[Dataset items]
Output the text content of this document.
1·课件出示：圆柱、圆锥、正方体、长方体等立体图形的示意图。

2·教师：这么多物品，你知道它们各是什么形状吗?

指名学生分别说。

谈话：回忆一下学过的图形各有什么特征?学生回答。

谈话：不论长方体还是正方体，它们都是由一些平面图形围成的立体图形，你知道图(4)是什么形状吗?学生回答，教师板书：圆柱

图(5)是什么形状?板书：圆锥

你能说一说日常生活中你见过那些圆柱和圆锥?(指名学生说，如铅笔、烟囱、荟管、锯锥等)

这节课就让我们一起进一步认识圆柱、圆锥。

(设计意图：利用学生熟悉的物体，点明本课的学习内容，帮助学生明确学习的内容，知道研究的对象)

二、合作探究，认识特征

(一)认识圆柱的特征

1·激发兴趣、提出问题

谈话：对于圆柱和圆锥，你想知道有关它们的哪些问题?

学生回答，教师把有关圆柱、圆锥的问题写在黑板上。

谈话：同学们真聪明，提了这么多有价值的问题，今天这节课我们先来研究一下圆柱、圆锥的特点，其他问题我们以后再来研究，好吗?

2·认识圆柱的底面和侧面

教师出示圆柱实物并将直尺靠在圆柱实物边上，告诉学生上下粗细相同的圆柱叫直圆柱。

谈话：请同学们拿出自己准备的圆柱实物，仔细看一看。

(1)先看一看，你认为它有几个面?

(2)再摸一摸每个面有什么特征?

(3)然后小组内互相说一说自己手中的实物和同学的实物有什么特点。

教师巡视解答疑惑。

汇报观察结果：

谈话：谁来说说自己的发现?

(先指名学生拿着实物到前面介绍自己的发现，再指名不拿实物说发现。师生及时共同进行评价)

• Your task
Extract the complete data, matching each line exactly.

• Solution
Output the text content of this document.
1·课件出示：圆柱、圆锥、正方体、长方体等立体图形的示意图。

2·教师：这么多物品，你知道它们各是什么形状吗?

指名学生分别说。

谈话：回忆一下学过的图形各有什么特征?学生回答。

谈话：不论长方体还是正方体，它们都是由一些平面图形围成的立体图形，你知道图(4)是什么形状吗?学生回答，教师板书：圆柱

图(5)是什么形状?板书：圆锥

你能说一说日常生活中你见过那些圆柱和圆锥?(指名学生说，如铅笔、烟囱、荟管、锯锥等)

这节课就让我们一起进一步认识圆柱、圆锥。

(设计意图：利用学生熟悉的物体，点明本课的学习内容，帮助学生明确学习的内容，知道研究的对象)

二、合作探究，认识特征

(一)认识圆柱的特征

1·激发兴趣、提出问题

谈话：对于圆柱和圆锥，你想知道有关它们的哪些问题?

学生回答，教师把有关圆柱、圆锥的问题写在黑板上。

谈话：同学们真聪明，提了这么多有价值的问题，今天这节课我们先来研究一下圆柱、圆锥的特点，其他问题我们以后再来研究，好吗?

2·认识圆柱的底面和侧面

教师出示圆柱实物并将直尺靠在圆柱实物边上，告诉学生上下粗细相同的圆柱叫直圆柱。

谈话：请同学们拿出自己准备的圆柱实物，仔细看一看。

(1)先看一看，你认为它有几个面?

(2)再摸一摸每个面有什么特征?

(3)然后小组内互相说一说自己手中的实物和同学的实物有什么特点。

教师巡视解答疑惑。

汇报观察结果：

谈话：谁来说说自己的发现?

(先指名学生拿着实物到前面介绍自己的发现，再指名不拿实物说发现。师生及时共同进行评价)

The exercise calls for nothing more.